[Start]
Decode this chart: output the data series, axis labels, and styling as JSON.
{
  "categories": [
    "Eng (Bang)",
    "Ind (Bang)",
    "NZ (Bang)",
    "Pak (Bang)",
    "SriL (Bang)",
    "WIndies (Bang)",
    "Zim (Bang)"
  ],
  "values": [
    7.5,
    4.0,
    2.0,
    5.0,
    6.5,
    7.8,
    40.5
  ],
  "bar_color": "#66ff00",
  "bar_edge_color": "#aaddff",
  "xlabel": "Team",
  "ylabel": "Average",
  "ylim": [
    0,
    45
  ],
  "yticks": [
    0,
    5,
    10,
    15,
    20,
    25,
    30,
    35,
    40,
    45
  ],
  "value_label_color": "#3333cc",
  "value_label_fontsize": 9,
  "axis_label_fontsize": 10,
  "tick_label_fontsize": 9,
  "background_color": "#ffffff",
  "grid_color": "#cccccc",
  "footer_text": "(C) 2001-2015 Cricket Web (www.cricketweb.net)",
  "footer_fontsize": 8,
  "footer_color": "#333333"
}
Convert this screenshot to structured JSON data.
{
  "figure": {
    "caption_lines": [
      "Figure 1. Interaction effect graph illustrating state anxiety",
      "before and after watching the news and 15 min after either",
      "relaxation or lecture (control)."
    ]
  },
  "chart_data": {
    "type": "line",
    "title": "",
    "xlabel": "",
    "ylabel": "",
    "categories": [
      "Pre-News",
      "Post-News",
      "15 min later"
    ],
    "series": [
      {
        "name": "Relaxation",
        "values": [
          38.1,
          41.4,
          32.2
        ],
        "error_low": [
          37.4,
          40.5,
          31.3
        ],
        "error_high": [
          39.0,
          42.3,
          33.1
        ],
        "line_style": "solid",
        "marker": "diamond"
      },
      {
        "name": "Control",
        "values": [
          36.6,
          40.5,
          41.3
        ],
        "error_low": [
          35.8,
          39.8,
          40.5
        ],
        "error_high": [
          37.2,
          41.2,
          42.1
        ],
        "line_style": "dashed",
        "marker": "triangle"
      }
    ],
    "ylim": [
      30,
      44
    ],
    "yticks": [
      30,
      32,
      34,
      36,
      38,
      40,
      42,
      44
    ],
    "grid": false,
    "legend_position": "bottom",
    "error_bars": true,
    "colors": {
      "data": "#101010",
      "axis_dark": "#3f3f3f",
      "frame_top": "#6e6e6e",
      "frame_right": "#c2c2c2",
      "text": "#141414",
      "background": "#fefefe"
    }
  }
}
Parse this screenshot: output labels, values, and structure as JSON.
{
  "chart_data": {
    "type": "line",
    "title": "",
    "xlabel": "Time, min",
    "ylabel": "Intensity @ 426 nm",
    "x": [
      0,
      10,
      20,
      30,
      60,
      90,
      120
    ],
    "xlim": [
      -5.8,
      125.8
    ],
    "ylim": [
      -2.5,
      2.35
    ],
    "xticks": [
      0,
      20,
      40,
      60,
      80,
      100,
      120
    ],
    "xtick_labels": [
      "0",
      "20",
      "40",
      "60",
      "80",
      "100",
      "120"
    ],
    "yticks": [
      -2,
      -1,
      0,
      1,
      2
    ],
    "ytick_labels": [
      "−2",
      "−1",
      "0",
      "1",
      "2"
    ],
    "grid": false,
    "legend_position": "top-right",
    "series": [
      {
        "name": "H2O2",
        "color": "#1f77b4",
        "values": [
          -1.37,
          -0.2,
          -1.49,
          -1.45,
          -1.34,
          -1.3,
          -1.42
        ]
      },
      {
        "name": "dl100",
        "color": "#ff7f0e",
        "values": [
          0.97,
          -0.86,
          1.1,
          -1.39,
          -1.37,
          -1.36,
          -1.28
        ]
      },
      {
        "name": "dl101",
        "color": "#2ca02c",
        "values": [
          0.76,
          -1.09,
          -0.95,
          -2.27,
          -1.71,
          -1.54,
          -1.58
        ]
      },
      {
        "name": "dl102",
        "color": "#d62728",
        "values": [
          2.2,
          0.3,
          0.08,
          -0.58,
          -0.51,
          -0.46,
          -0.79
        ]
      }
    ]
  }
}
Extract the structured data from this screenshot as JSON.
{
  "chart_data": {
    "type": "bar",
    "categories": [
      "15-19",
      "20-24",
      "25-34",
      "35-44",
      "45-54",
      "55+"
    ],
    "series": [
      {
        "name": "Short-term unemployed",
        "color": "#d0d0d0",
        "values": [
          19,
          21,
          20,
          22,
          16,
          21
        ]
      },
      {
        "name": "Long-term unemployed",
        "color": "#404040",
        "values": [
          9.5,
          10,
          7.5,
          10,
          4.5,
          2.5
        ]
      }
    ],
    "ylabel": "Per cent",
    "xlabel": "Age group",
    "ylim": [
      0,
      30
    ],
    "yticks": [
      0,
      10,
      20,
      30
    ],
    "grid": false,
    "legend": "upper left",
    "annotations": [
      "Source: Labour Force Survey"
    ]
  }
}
[End]
[Start]
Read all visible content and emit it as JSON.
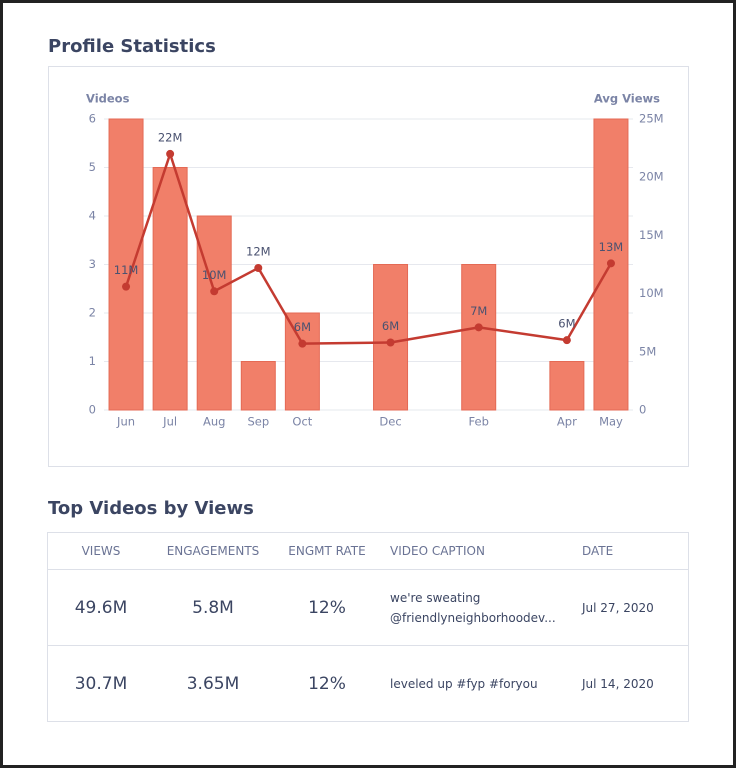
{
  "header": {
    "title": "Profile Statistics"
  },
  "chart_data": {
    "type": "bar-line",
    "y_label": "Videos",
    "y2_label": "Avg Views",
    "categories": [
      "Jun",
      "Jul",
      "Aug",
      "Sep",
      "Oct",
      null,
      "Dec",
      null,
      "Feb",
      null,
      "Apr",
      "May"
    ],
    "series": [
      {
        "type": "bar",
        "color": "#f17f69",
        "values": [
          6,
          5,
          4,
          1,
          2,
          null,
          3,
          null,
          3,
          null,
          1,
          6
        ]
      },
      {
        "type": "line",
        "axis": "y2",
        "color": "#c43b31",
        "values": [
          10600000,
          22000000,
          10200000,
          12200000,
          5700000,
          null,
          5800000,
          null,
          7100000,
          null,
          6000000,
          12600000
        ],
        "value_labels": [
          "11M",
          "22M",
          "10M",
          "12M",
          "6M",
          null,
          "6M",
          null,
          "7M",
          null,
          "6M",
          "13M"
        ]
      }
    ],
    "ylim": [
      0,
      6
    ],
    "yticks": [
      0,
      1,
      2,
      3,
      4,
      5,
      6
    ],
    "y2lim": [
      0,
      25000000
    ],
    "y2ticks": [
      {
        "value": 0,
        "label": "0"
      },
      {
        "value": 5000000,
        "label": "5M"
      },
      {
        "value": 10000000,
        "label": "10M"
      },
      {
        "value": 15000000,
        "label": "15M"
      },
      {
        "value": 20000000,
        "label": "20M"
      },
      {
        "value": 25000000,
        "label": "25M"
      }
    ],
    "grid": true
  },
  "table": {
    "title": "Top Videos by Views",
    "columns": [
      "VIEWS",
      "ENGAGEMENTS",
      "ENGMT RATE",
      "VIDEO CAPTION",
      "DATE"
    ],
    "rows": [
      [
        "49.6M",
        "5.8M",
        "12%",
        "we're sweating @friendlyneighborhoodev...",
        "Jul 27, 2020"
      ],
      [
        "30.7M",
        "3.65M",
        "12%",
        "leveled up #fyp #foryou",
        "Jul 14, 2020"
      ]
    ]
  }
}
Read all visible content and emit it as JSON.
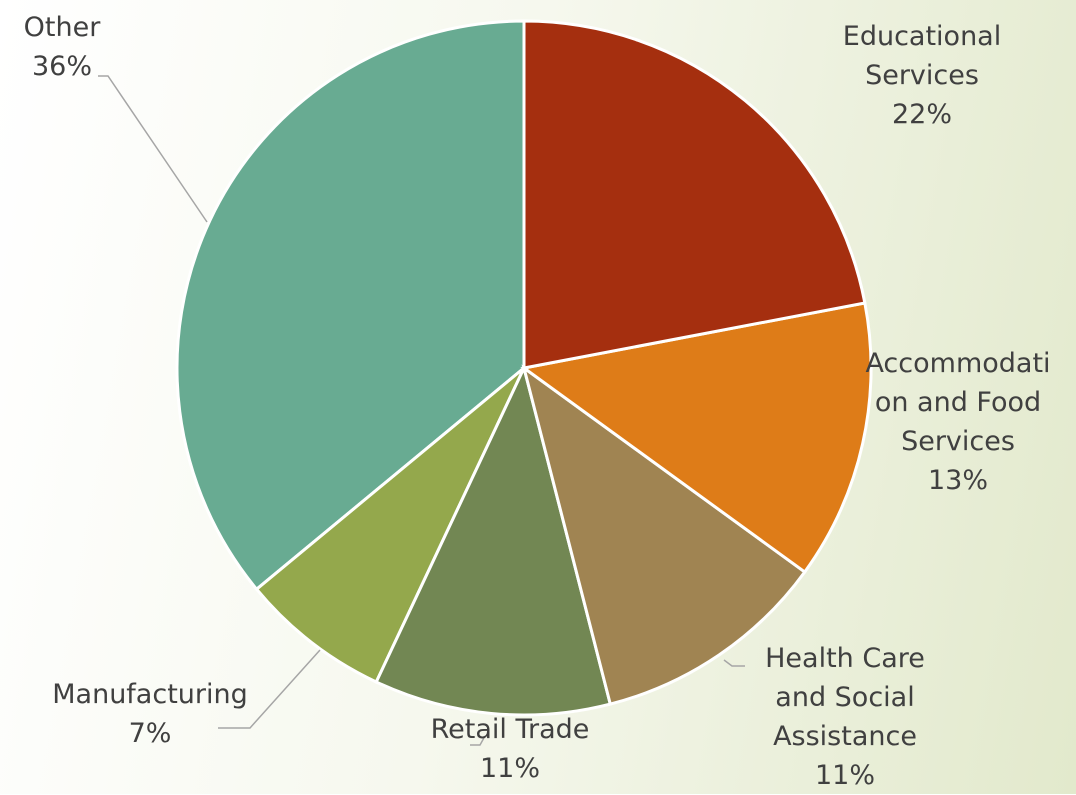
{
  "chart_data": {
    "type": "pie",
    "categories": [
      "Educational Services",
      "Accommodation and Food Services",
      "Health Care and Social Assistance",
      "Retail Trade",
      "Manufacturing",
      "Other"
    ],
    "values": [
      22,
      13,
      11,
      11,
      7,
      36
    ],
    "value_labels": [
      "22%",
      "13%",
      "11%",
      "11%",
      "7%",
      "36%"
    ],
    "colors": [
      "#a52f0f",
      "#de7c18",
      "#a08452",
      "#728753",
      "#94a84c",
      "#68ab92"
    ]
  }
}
[End]
▶ **Exercise prompt**:
From the entries above, return each line with the word "structured" in it.

▶ **Solution to the problem**:
Convert this screenshot to structured JSON data.
Extract the structured data from this screenshot as JSON.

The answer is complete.